**Exercise instructions:**
Copy every line that holds "JSON".
— START OF Material shown —
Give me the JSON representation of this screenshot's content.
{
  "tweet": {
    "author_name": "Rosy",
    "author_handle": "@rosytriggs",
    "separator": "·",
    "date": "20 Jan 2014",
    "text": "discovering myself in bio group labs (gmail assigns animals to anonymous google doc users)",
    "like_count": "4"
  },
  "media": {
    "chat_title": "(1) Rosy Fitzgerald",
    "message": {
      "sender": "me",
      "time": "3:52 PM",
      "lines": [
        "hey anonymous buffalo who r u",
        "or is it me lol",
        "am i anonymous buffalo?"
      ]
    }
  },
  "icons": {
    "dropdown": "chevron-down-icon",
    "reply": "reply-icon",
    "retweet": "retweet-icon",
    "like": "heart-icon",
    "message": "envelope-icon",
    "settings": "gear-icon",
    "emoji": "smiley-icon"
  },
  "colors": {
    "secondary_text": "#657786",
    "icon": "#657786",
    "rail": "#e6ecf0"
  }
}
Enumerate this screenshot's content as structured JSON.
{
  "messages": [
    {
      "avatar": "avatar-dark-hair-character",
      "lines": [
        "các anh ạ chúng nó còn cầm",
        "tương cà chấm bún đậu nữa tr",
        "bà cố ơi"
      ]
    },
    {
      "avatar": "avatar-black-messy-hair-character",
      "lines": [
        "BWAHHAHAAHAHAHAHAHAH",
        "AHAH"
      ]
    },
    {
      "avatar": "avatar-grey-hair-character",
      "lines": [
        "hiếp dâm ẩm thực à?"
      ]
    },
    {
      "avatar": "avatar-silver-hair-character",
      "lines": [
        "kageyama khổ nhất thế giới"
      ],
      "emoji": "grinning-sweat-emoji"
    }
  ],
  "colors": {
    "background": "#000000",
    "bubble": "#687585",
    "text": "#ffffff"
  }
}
— END OF Material shown —
**Output for this task:**
Give me the JSON representation of this screenshot's content.
Enumerate this screenshot's content as structured JSON.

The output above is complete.